### TASK DESCRIPTION
Go through the material and tally the lines containing the string "اتصال". Give the total alone.

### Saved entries

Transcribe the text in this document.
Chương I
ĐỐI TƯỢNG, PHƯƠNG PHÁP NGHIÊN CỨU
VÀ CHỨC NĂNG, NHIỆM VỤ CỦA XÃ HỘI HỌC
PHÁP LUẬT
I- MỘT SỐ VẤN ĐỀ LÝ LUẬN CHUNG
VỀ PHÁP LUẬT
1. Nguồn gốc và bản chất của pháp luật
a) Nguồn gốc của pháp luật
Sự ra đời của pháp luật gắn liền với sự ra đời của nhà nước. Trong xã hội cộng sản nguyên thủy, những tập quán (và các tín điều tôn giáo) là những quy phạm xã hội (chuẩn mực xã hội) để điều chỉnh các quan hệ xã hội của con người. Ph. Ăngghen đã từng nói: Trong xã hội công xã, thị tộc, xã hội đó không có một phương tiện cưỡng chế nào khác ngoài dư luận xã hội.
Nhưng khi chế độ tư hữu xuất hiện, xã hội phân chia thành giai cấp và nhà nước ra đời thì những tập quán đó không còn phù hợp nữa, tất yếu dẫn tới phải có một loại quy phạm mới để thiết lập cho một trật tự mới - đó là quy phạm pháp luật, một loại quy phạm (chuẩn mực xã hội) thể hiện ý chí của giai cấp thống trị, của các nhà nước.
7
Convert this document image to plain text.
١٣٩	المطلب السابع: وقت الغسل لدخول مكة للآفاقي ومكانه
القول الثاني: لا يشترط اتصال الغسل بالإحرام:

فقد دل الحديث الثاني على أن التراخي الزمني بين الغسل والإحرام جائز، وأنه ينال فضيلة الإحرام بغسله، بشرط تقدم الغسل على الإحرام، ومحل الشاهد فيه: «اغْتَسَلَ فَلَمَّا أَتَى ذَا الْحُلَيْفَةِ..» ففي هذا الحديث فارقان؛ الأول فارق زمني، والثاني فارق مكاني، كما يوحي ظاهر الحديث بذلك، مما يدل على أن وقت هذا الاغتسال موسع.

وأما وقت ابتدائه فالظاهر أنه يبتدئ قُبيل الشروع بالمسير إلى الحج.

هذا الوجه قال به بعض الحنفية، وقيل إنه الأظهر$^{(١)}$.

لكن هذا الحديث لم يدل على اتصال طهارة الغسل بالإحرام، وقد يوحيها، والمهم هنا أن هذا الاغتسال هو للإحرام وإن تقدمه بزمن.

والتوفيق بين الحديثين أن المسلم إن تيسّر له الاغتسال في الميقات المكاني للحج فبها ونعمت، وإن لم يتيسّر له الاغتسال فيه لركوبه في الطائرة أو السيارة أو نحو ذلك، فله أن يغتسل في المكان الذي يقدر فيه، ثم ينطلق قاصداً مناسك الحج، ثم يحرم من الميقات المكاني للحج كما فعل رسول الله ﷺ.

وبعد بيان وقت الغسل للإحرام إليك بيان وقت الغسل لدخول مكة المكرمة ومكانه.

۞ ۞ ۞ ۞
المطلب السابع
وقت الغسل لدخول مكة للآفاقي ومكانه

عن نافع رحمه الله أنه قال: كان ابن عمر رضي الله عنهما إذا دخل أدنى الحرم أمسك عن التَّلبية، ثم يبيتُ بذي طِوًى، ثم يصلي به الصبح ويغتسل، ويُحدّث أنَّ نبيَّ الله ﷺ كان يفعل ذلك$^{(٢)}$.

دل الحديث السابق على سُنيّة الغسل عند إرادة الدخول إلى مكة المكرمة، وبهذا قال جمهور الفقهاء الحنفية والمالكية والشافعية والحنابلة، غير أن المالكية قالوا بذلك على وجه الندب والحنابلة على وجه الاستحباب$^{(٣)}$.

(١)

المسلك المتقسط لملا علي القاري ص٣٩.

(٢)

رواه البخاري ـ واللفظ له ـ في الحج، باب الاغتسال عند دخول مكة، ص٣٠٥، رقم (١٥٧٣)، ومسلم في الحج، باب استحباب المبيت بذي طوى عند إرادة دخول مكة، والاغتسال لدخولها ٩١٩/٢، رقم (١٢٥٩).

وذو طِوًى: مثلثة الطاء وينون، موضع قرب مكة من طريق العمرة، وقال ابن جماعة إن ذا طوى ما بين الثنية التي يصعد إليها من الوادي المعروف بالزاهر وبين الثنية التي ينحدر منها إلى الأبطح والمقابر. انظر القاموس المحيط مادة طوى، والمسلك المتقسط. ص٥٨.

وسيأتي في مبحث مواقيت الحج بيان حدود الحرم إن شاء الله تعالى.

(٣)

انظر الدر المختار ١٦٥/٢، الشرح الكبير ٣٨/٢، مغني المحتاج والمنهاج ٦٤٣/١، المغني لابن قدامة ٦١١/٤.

### RESULT FOR THIS TASK
2